Short task: Everything in the data should be repeated exactly, save for the images.

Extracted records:

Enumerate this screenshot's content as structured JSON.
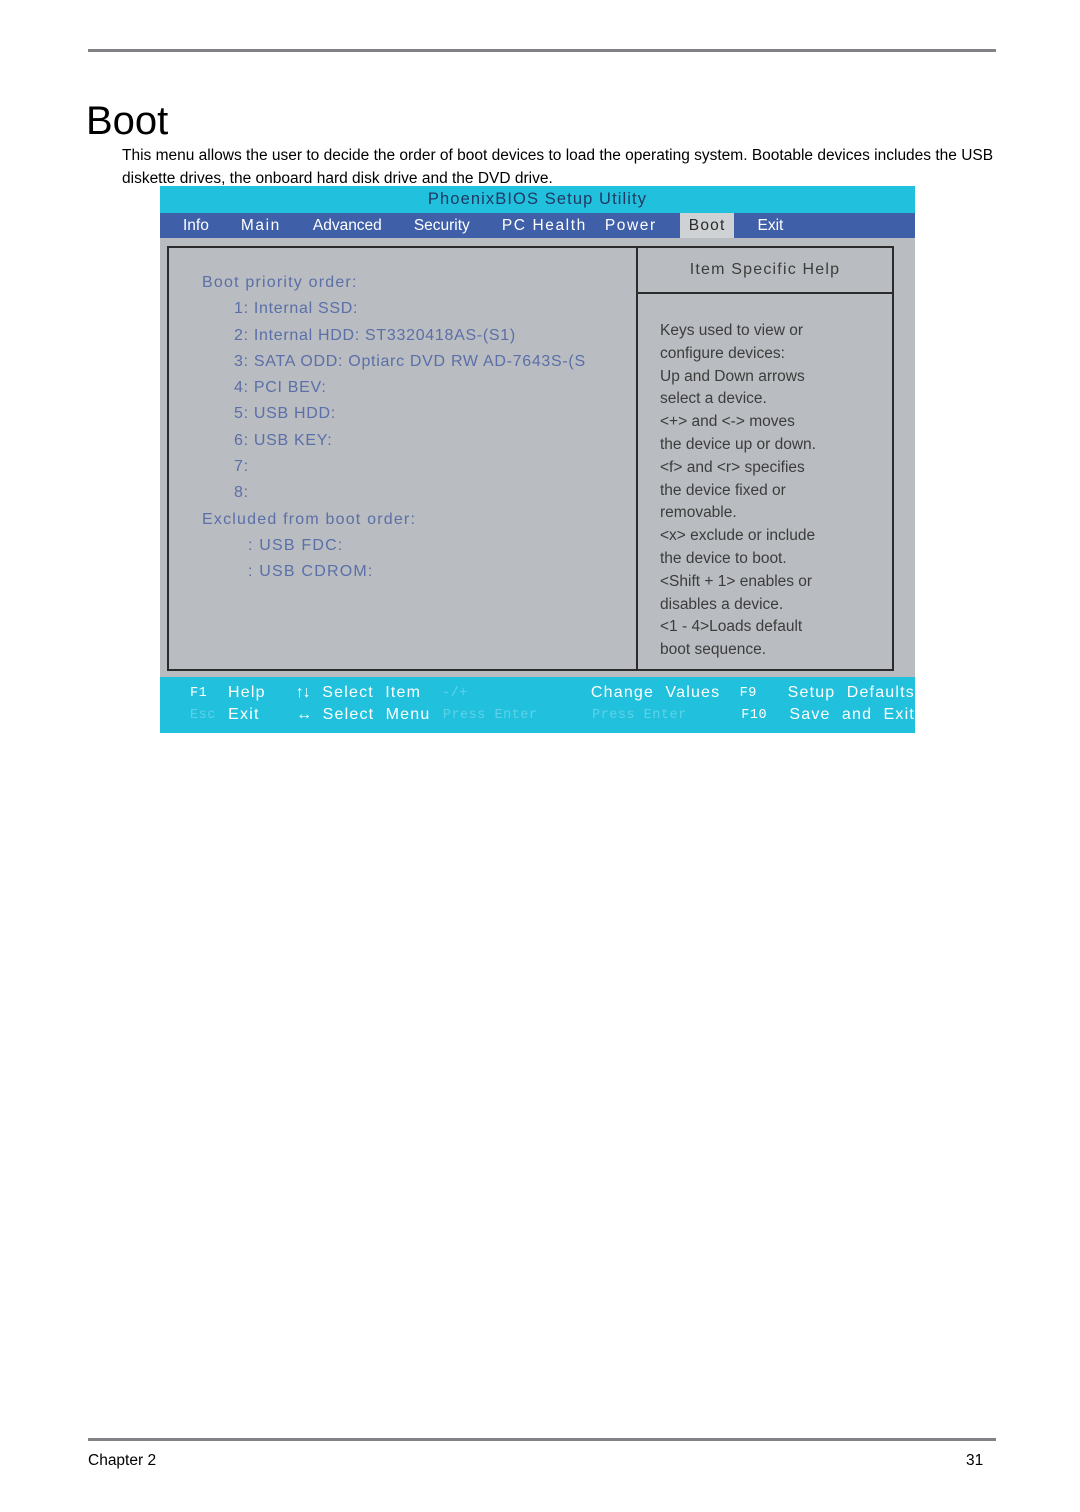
{
  "document": {
    "title": "Boot",
    "intro": "This menu allows the user to decide the order of boot devices to load the operating system. Bootable devices includes the USB diskette drives, the onboard hard disk drive and the DVD drive.",
    "footer": {
      "chapter": "Chapter 2",
      "page_number": "31"
    }
  },
  "bios": {
    "title": "PhoenixBIOS Setup Utility",
    "colors": {
      "title_bar": "#21c0dd",
      "menu_bar": "#3f5fa8",
      "panel_bg": "#b9bcc0",
      "active_tab_bg": "#cfd2d4",
      "list_text": "#5b6fa8",
      "help_text": "#3c3c3c"
    },
    "tabs": [
      {
        "label": "Info",
        "active": false
      },
      {
        "label": "Main",
        "active": false
      },
      {
        "label": "Advanced",
        "active": false
      },
      {
        "label": "Security",
        "active": false
      },
      {
        "label": "PC Health",
        "active": false
      },
      {
        "label": "Power",
        "active": false
      },
      {
        "label": "Boot",
        "active": true
      },
      {
        "label": "Exit",
        "active": false
      }
    ],
    "boot_priority": {
      "heading": "Boot priority order:",
      "items": [
        "1: Internal SSD:",
        "2: Internal HDD: ST3320418AS-(S1)",
        "3: SATA ODD: Optiarc DVD RW AD-7643S-(S",
        "4: PCI BEV:",
        "5: USB HDD:",
        "6: USB KEY:",
        "7:",
        "8:"
      ]
    },
    "excluded": {
      "heading": "Excluded from boot order:",
      "items": [
        ": USB FDC:",
        ": USB CDROM:"
      ]
    },
    "help": {
      "title": "Item Specific Help",
      "lines": [
        "Keys used to view or",
        "configure devices:",
        "Up and Down arrows",
        "select a device.",
        "<+> and <-> moves",
        "the device up or down.",
        "<f> and <r> specifies",
        "the device fixed or",
        "removable.",
        "<x> exclude or include",
        "the device to boot.",
        "<Shift + 1> enables or",
        "disables a device.",
        "<1 - 4>Loads default",
        "boot sequence."
      ]
    },
    "keybar": {
      "row1": {
        "k1": "F1",
        "l1": "Help",
        "arrows": "↑↓",
        "l2": "Select  Item",
        "k3": "-/+",
        "l3": "Change  Values",
        "k4": "F9",
        "l4": "Setup  Defaults"
      },
      "row2": {
        "k1": "Esc",
        "l1": "Exit",
        "arrows": "↔",
        "l2": "Select  Menu",
        "k3": "Press  Enter",
        "l3": "Press  Enter",
        "k4": "F10",
        "l4": "Save  and  Exit"
      }
    }
  }
}
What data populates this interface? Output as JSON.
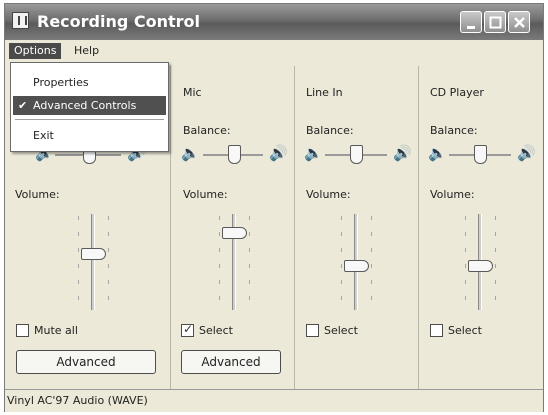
{
  "window": {
    "title": "Recording Control"
  },
  "menu": {
    "options": "Options",
    "help": "Help"
  },
  "options_menu": {
    "items": [
      "Properties",
      "Advanced Controls",
      "Exit"
    ],
    "checked_mark": "✔"
  },
  "labels": {
    "balance": "Balance:",
    "volume": "Volume:"
  },
  "columns": [
    {
      "name": "",
      "check_label": "Mute all",
      "checked": false,
      "button": "Advanced",
      "volume_level": 0.6
    },
    {
      "name": "Mic",
      "check_label": "Select",
      "checked": true,
      "button": "Advanced",
      "volume_level": 0.85
    },
    {
      "name": "Line In",
      "check_label": "Select",
      "checked": false,
      "button": "",
      "volume_level": 0.45
    },
    {
      "name": "CD Player",
      "check_label": "Select",
      "checked": false,
      "button": "",
      "volume_level": 0.45
    }
  ],
  "status": {
    "text": "Vinyl AC'97 Audio (WAVE)"
  },
  "colors": {
    "title_bar": "#6d6d6d",
    "menu_highlight": "#505050",
    "window_bg": "#ece9d8"
  }
}
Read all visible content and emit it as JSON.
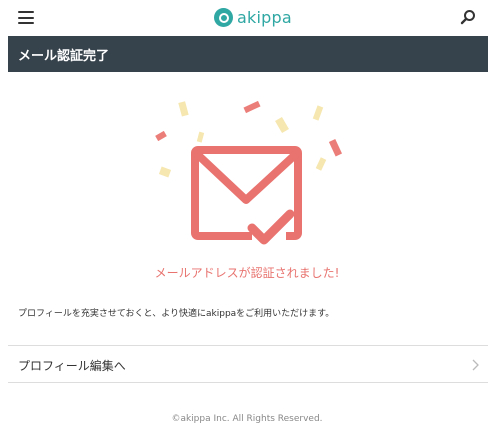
{
  "header": {
    "logo_text": "akippa",
    "menu_icon": "hamburger-menu-icon",
    "search_icon": "search-icon"
  },
  "page": {
    "title": "メール認証完了"
  },
  "illustration": {
    "icon": "envelope-check-icon",
    "color": "#e8736f",
    "confetti_colors": [
      "#f6e7b0",
      "#ec7e7a"
    ]
  },
  "message": {
    "success": "メールアドレスが認証されました!",
    "description": "プロフィールを充実させておくと、より快適にakippaをご利用いただけます。"
  },
  "profile_link": {
    "label": "プロフィール編集へ",
    "icon": "chevron-right-icon"
  },
  "footer": {
    "copyright": "©akippa Inc. All Rights Reserved."
  },
  "colors": {
    "header_bar": "#37434c",
    "brand": "#2fa7a3",
    "accent": "#e8736f"
  }
}
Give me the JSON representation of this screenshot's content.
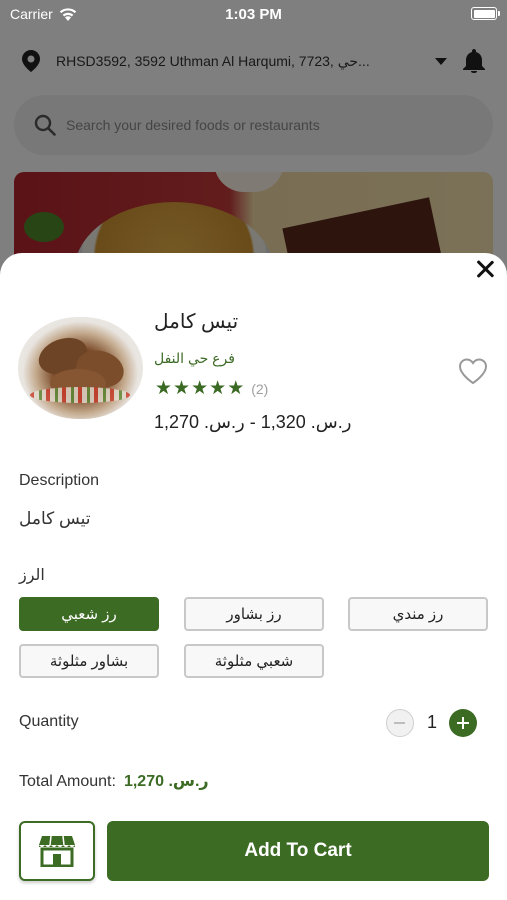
{
  "status_bar": {
    "carrier": "Carrier",
    "time": "1:03 PM"
  },
  "header": {
    "address": "RHSD3592, 3592 Uthman Al Harqumi, 7723, حي..."
  },
  "search": {
    "placeholder": "Search your desired foods or restaurants"
  },
  "product": {
    "name": "تيس كامل",
    "branch": "فرع حي النفل",
    "rating": 5,
    "reviews_label": "(2)",
    "price": "ر.س. 1,320 - ر.س. 1,270"
  },
  "description": {
    "label": "Description",
    "text": "تيس كامل"
  },
  "option_group": {
    "label": "الرز",
    "options": [
      {
        "label": "رز شعبي",
        "selected": true
      },
      {
        "label": "رز بشاور",
        "selected": false
      },
      {
        "label": "رز مندي",
        "selected": false
      },
      {
        "label": "بشاور مثلوثة",
        "selected": false
      },
      {
        "label": "شعبي مثلوثة",
        "selected": false
      }
    ]
  },
  "quantity": {
    "label": "Quantity",
    "value": "1"
  },
  "total": {
    "label": "Total Amount:",
    "value": "ر.س. 1,270"
  },
  "actions": {
    "add_to_cart": "Add To Cart"
  },
  "colors": {
    "brand_green": "#3c6b24",
    "star_green": "#3a6a23"
  },
  "icons": [
    "wifi-icon",
    "battery-icon",
    "location-pin-icon",
    "chevron-down-icon",
    "bell-icon",
    "search-icon",
    "close-icon",
    "heart-icon",
    "star-icon",
    "minus-icon",
    "plus-icon",
    "store-icon"
  ]
}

Task output:
Enumerate this screenshot's content as structured JSON.
{
  "document": {
    "title": "Boot",
    "intro": "This menu allows the user to decide the order of boot devices to load the operating system. Bootable devices includes the USB diskette drives, the onboard hard disk drive and the DVD drive.",
    "footer": {
      "chapter": "Chapter 2",
      "page_number": "31"
    }
  },
  "bios": {
    "title": "PhoenixBIOS Setup Utility",
    "colors": {
      "title_bar": "#21c0dd",
      "menu_bar": "#3f5fa8",
      "panel_bg": "#b9bcc0",
      "active_tab_bg": "#cfd2d4",
      "list_text": "#5b6fa8",
      "help_text": "#3c3c3c"
    },
    "tabs": [
      {
        "label": "Info",
        "active": false
      },
      {
        "label": "Main",
        "active": false
      },
      {
        "label": "Advanced",
        "active": false
      },
      {
        "label": "Security",
        "active": false
      },
      {
        "label": "PC Health",
        "active": false
      },
      {
        "label": "Power",
        "active": false
      },
      {
        "label": "Boot",
        "active": true
      },
      {
        "label": "Exit",
        "active": false
      }
    ],
    "boot_priority": {
      "heading": "Boot priority order:",
      "items": [
        "1: Internal SSD:",
        "2: Internal HDD: ST3320418AS-(S1)",
        "3: SATA ODD: Optiarc DVD RW AD-7643S-(S",
        "4: PCI BEV:",
        "5: USB HDD:",
        "6: USB KEY:",
        "7:",
        "8:"
      ]
    },
    "excluded": {
      "heading": "Excluded from boot order:",
      "items": [
        ": USB FDC:",
        ": USB CDROM:"
      ]
    },
    "help": {
      "title": "Item Specific Help",
      "lines": [
        "Keys used to view or",
        "configure devices:",
        "Up and Down arrows",
        "select a device.",
        "<+> and <-> moves",
        "the device up or down.",
        "<f> and <r> specifies",
        "the device fixed or",
        "removable.",
        "<x> exclude or include",
        "the device to boot.",
        "<Shift + 1> enables or",
        "disables a device.",
        "<1 - 4>Loads default",
        "boot sequence."
      ]
    },
    "keybar": {
      "row1": {
        "k1": "F1",
        "l1": "Help",
        "arrows": "↑↓",
        "l2": "Select  Item",
        "k3": "-/+",
        "l3": "Change  Values",
        "k4": "F9",
        "l4": "Setup  Defaults"
      },
      "row2": {
        "k1": "Esc",
        "l1": "Exit",
        "arrows": "↔",
        "l2": "Select  Menu",
        "k3": "Press  Enter",
        "l3": "Press  Enter",
        "k4": "F10",
        "l4": "Save  and  Exit"
      }
    }
  }
}
What data populates this interface? Output as JSON.
{
  "window": {
    "title": "Recording Control"
  },
  "menu": {
    "options": "Options",
    "help": "Help"
  },
  "options_menu": {
    "items": [
      "Properties",
      "Advanced Controls",
      "Exit"
    ],
    "checked_mark": "✔"
  },
  "labels": {
    "balance": "Balance:",
    "volume": "Volume:"
  },
  "columns": [
    {
      "name": "",
      "check_label": "Mute all",
      "checked": false,
      "button": "Advanced",
      "volume_level": 0.6
    },
    {
      "name": "Mic",
      "check_label": "Select",
      "checked": true,
      "button": "Advanced",
      "volume_level": 0.85
    },
    {
      "name": "Line In",
      "check_label": "Select",
      "checked": false,
      "button": "",
      "volume_level": 0.45
    },
    {
      "name": "CD Player",
      "check_label": "Select",
      "checked": false,
      "button": "",
      "volume_level": 0.45
    }
  ],
  "status": {
    "text": "Vinyl AC'97 Audio (WAVE)"
  },
  "colors": {
    "title_bar": "#6d6d6d",
    "menu_highlight": "#505050",
    "window_bg": "#ece9d8"
  }
}
Read all visible content and emit it as JSON.
{
  "header": {
    "logo_text": "akippa",
    "menu_icon": "hamburger-menu-icon",
    "search_icon": "search-icon"
  },
  "page": {
    "title": "メール認証完了"
  },
  "illustration": {
    "icon": "envelope-check-icon",
    "color": "#e8736f",
    "confetti_colors": [
      "#f6e7b0",
      "#ec7e7a"
    ]
  },
  "message": {
    "success": "メールアドレスが認証されました!",
    "description": "プロフィールを充実させておくと、より快適にakippaをご利用いただけます。"
  },
  "profile_link": {
    "label": "プロフィール編集へ",
    "icon": "chevron-right-icon"
  },
  "footer": {
    "copyright": "©akippa Inc. All Rights Reserved."
  },
  "colors": {
    "header_bar": "#37434c",
    "brand": "#2fa7a3",
    "accent": "#e8736f"
  }
}
Give me the JSON representation of this screenshot's content.
{
  "status_bar": {
    "carrier": "Carrier",
    "time": "1:03 PM"
  },
  "header": {
    "address": "RHSD3592, 3592 Uthman Al Harqumi, 7723, حي..."
  },
  "search": {
    "placeholder": "Search your desired foods or restaurants"
  },
  "product": {
    "name": "تيس كامل",
    "branch": "فرع حي النفل",
    "rating": 5,
    "reviews_label": "(2)",
    "price": "ر.س. 1,320 - ر.س. 1,270"
  },
  "description": {
    "label": "Description",
    "text": "تيس كامل"
  },
  "option_group": {
    "label": "الرز",
    "options": [
      {
        "label": "رز شعبي",
        "selected": true
      },
      {
        "label": "رز بشاور",
        "selected": false
      },
      {
        "label": "رز مندي",
        "selected": false
      },
      {
        "label": "بشاور مثلوثة",
        "selected": false
      },
      {
        "label": "شعبي مثلوثة",
        "selected": false
      }
    ]
  },
  "quantity": {
    "label": "Quantity",
    "value": "1"
  },
  "total": {
    "label": "Total Amount:",
    "value": "ر.س. 1,270"
  },
  "actions": {
    "add_to_cart": "Add To Cart"
  },
  "colors": {
    "brand_green": "#3c6b24",
    "star_green": "#3a6a23"
  },
  "icons": [
    "wifi-icon",
    "battery-icon",
    "location-pin-icon",
    "chevron-down-icon",
    "bell-icon",
    "search-icon",
    "close-icon",
    "heart-icon",
    "star-icon",
    "minus-icon",
    "plus-icon",
    "store-icon"
  ]
}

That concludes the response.